LISTED RECORDS |
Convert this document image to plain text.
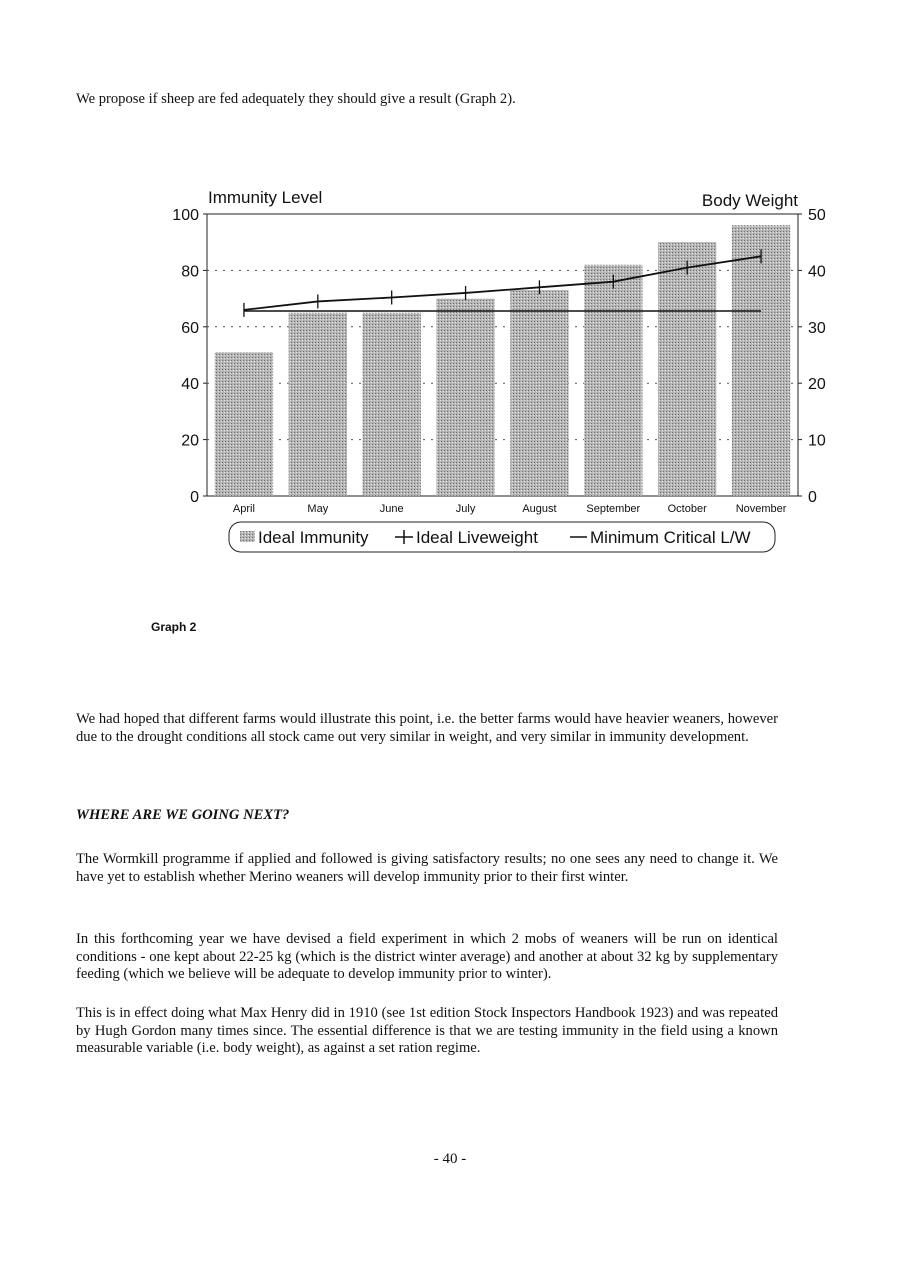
We propose if sheep are fed adequately they should give a result (Graph 2).
0
20
40
60
80
100
0
10
20
30
40
50
April	May	June	July	August	September October	November
Immunity Level	Body Weight
Ideal Immunity	Ideal Liveweight	Minimum Critical L/W
Graph 2
We had hoped that different farms would illustrate this point, i.e. the better farms would have heavier weaners, however due to the drought conditions all stock came out very similar in weight, and very similar in immunity development.
WHERE ARE WE GOING NEXT?
The Wormkill programme if applied and followed is giving satisfactory results; no one sees any need to change it. We have yet to establish whether Merino weaners will develop immunity prior to their first winter.
In this forthcoming year we have devised a field experiment in which 2 mobs of weaners will be run on identical conditions - one kept about 22-25 kg (which is the district winter average) and another at about 32 kg by supplementary feeding (which we believe will be adequate to develop immunity prior to winter).
This is in effect doing what Max Henry did in 1910 (see 1st edition Stock Inspectors Handbook 1923) and was repeated by Hugh Gordon many times since. The essential difference is that we are testing immunity in the field using a known measurable variable (i.e. body weight), as against a set ration regime.
- 40 -
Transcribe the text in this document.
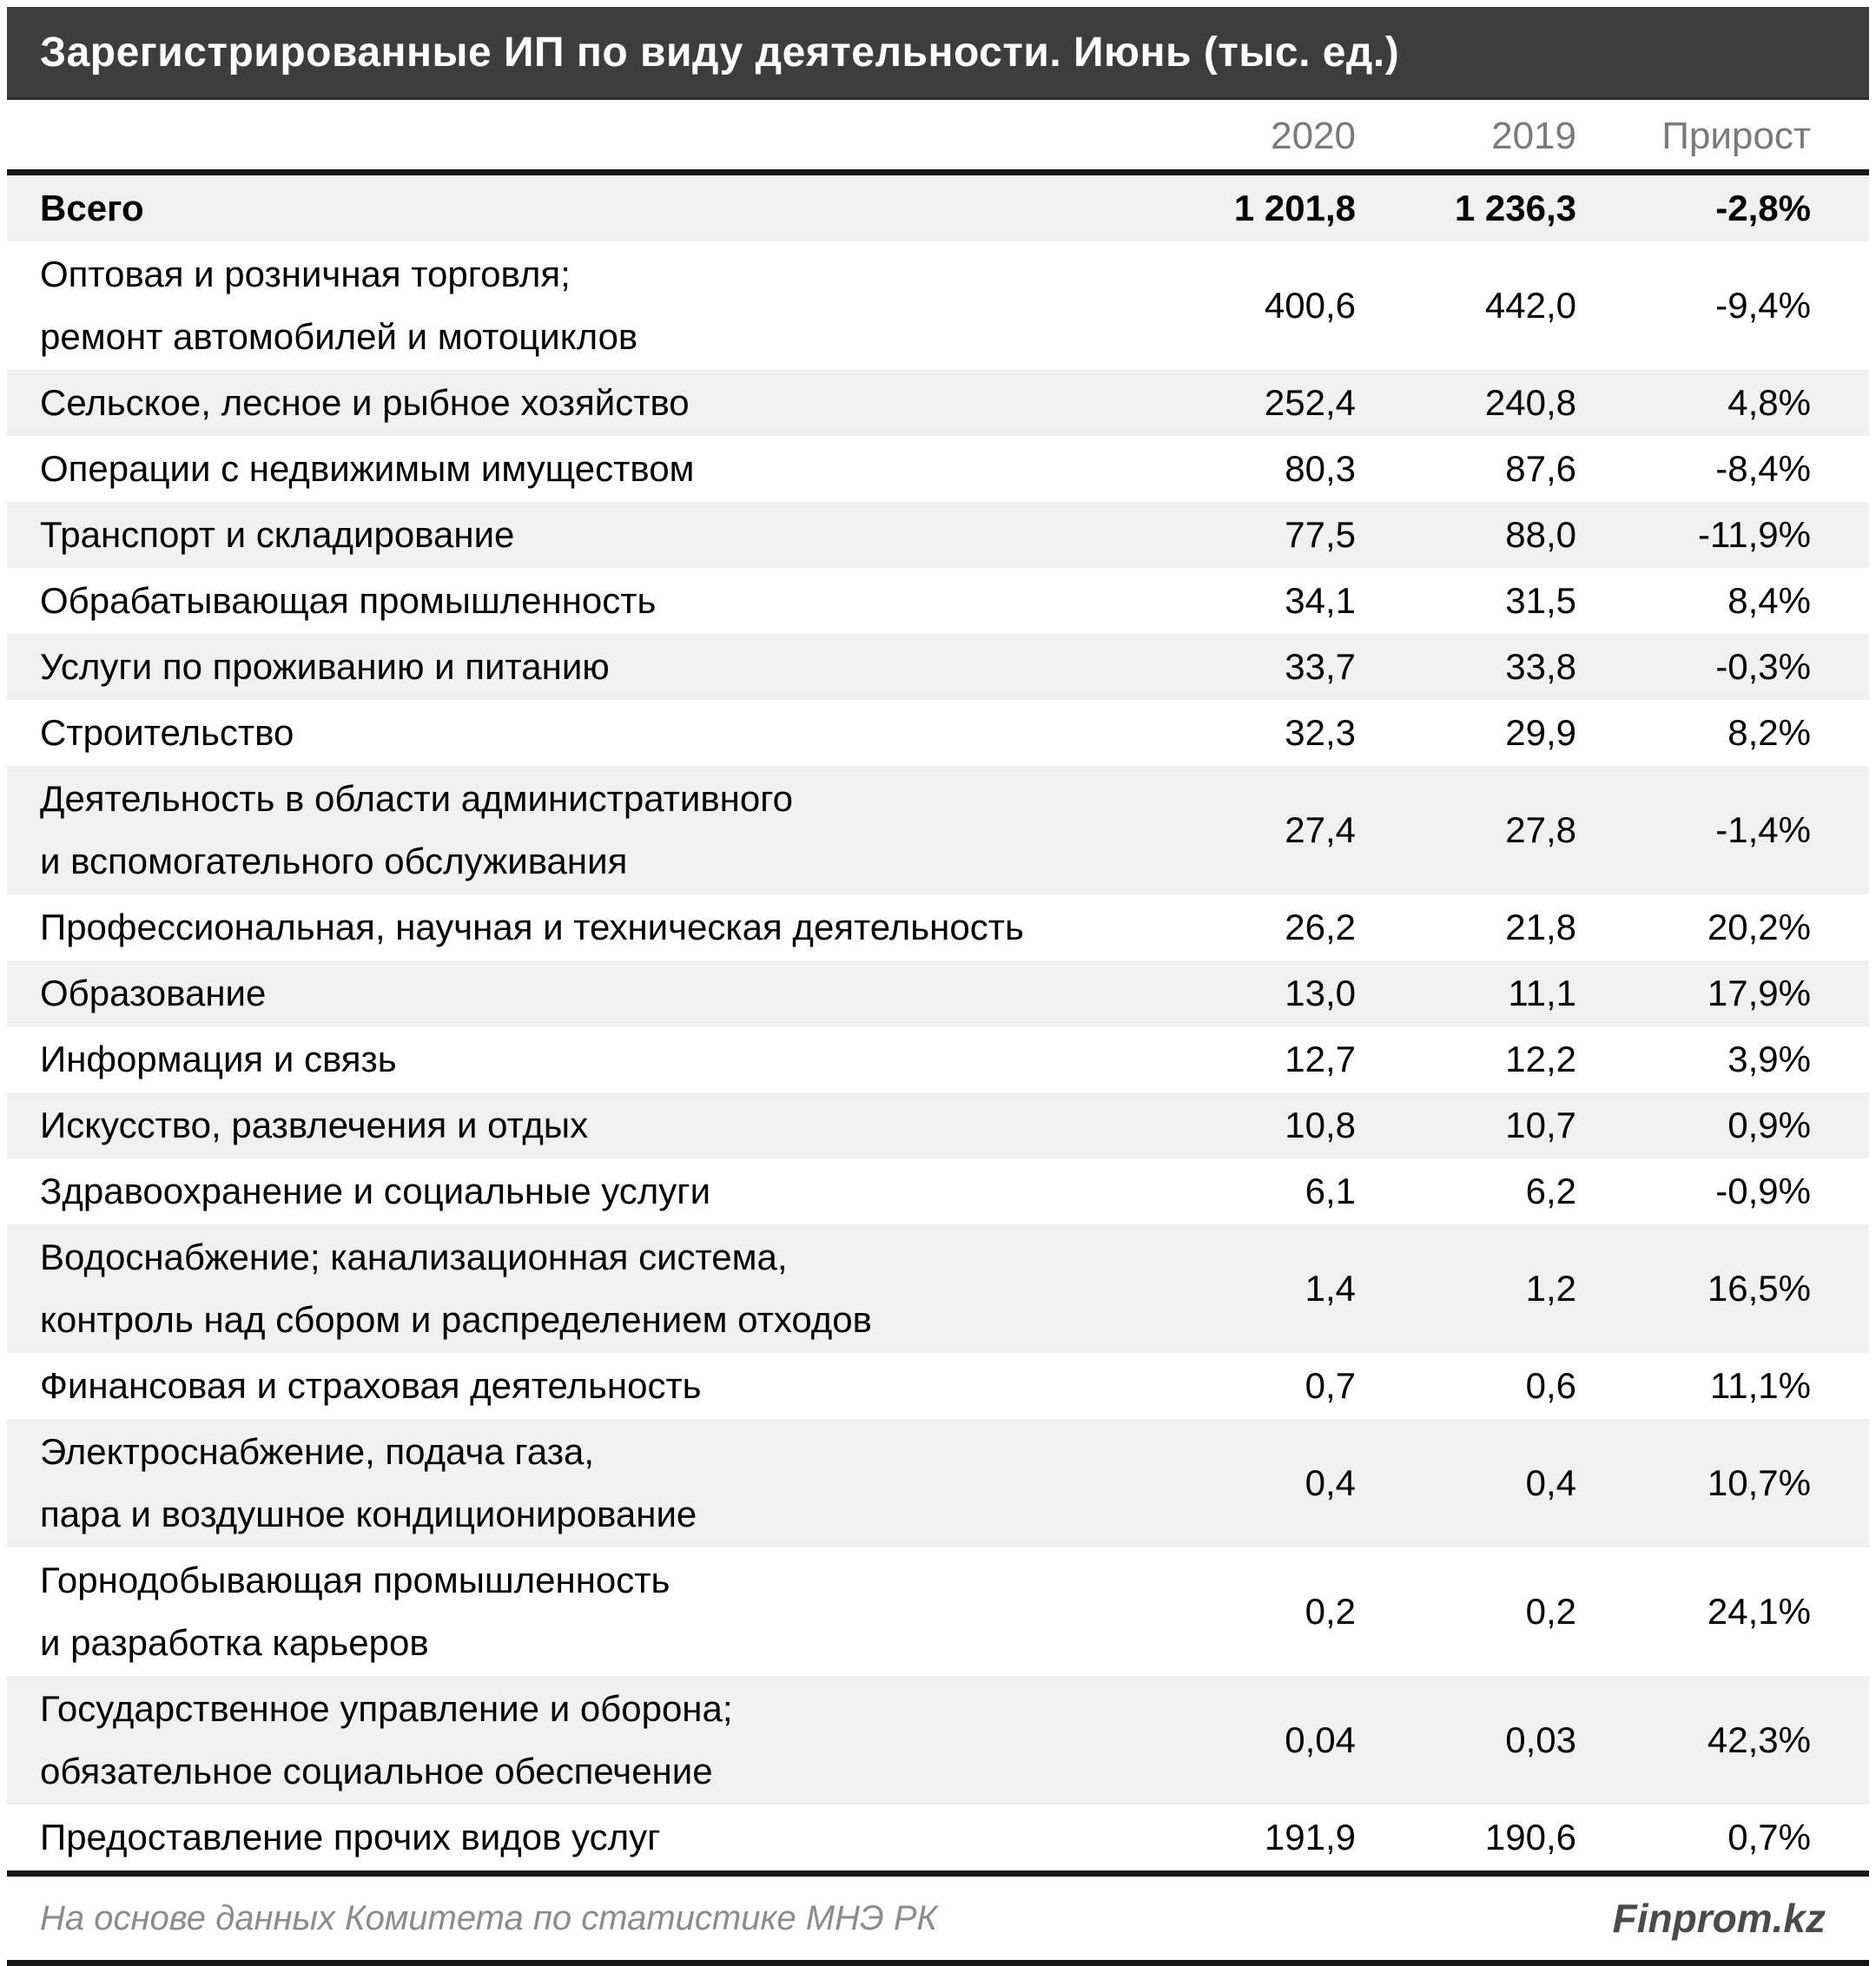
Зарегистрированные ИП по виду деятельности. Июнь (тыс. ед.)
	2020	2019	Прирост

Всего	1 201,8	1 236,3	-2,8%

Оптовая и розничная торговля;
ремонт автомобилей и мотоциклов	400,6	442,0	-9,4%

Сельское, лесное и рыбное хозяйство	252,4	240,8	4,8%

Операции с недвижимым имуществом	80,3	87,6	-8,4%

Транспорт и складирование	77,5	88,0	-11,9%

Обрабатывающая промышленность	34,1	31,5	8,4%

Услуги по проживанию и питанию	33,7	33,8	-0,3%

Строительство	32,3	29,9	8,2%

Деятельность в области административного
и вспомогательного обслуживания	27,4	27,8	-1,4%

Профессиональная, научная и техническая деятельность	26,2	21,8	20,2%

Образование	13,0	11,1	17,9%

Информация и связь	12,7	12,2	3,9%

Искусство, развлечения и отдых	10,8	10,7	0,9%

Здравоохранение и социальные услуги	6,1	6,2	-0,9%

Водоснабжение; канализационная система,
контроль над сбором и распределением отходов	1,4	1,2	16,5%

Финансовая и страховая деятельность	0,7	0,6	11,1%

Электроснабжение, подача газа,
пара и воздушное кондиционирование	0,4	0,4	10,7%

Горнодобывающая промышленность
и разработка карьеров	0,2	0,2	24,1%

Государственное управление и оборона;
обязательное социальное обеспечение	0,04	0,03	42,3%

Предоставление прочих видов услуг	191,9	190,6	0,7%
На основе данных Комитета по статистике МНЭ РК	Finprom.kz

PROBLEM | Skip the images and write out the rest of the listing exactly.

SOLUTION TO THE EXERCISE |
Convert this document image to plain text.
We propose if sheep are fed adequately they should give a result (Graph 2).
0
20
40
60
80
100
0
10
20
30
40
50
April	May	June	July	August	September October	November
Immunity Level	Body Weight
Ideal Immunity	Ideal Liveweight	Minimum Critical L/W
Graph 2
We had hoped that different farms would illustrate this point, i.e. the better farms would have heavier weaners, however due to the drought conditions all stock came out very similar in weight, and very similar in immunity development.
WHERE ARE WE GOING NEXT?
The Wormkill programme if applied and followed is giving satisfactory results; no one sees any need to change it. We have yet to establish whether Merino weaners will develop immunity prior to their first winter.
In this forthcoming year we have devised a field experiment in which 2 mobs of weaners will be run on identical conditions - one kept about 22-25 kg (which is the district winter average) and another at about 32 kg by supplementary feeding (which we believe will be adequate to develop immunity prior to winter).
This is in effect doing what Max Henry did in 1910 (see 1st edition Stock Inspectors Handbook 1923) and was repeated by Hugh Gordon many times since. The essential difference is that we are testing immunity in the field using a known measurable variable (i.e. body weight), as against a set ration regime.
- 40 -
Transcribe the text in this document.
Зарегистрированные ИП по виду деятельности. Июнь (тыс. ед.)
	2020	2019	Прирост

Всего	1 201,8	1 236,3	-2,8%

Оптовая и розничная торговля;
ремонт автомобилей и мотоциклов	400,6	442,0	-9,4%

Сельское, лесное и рыбное хозяйство	252,4	240,8	4,8%

Операции с недвижимым имуществом	80,3	87,6	-8,4%

Транспорт и складирование	77,5	88,0	-11,9%

Обрабатывающая промышленность	34,1	31,5	8,4%

Услуги по проживанию и питанию	33,7	33,8	-0,3%

Строительство	32,3	29,9	8,2%

Деятельность в области административного
и вспомогательного обслуживания	27,4	27,8	-1,4%

Профессиональная, научная и техническая деятельность	26,2	21,8	20,2%

Образование	13,0	11,1	17,9%

Информация и связь	12,7	12,2	3,9%

Искусство, развлечения и отдых	10,8	10,7	0,9%

Здравоохранение и социальные услуги	6,1	6,2	-0,9%

Водоснабжение; канализационная система,
контроль над сбором и распределением отходов	1,4	1,2	16,5%

Финансовая и страховая деятельность	0,7	0,6	11,1%

Электроснабжение, подача газа,
пара и воздушное кондиционирование	0,4	0,4	10,7%

Горнодобывающая промышленность
и разработка карьеров	0,2	0,2	24,1%

Государственное управление и оборона;
обязательное социальное обеспечение	0,04	0,03	42,3%

Предоставление прочих видов услуг	191,9	190,6	0,7%
На основе данных Комитета по статистике МНЭ РК	Finprom.kz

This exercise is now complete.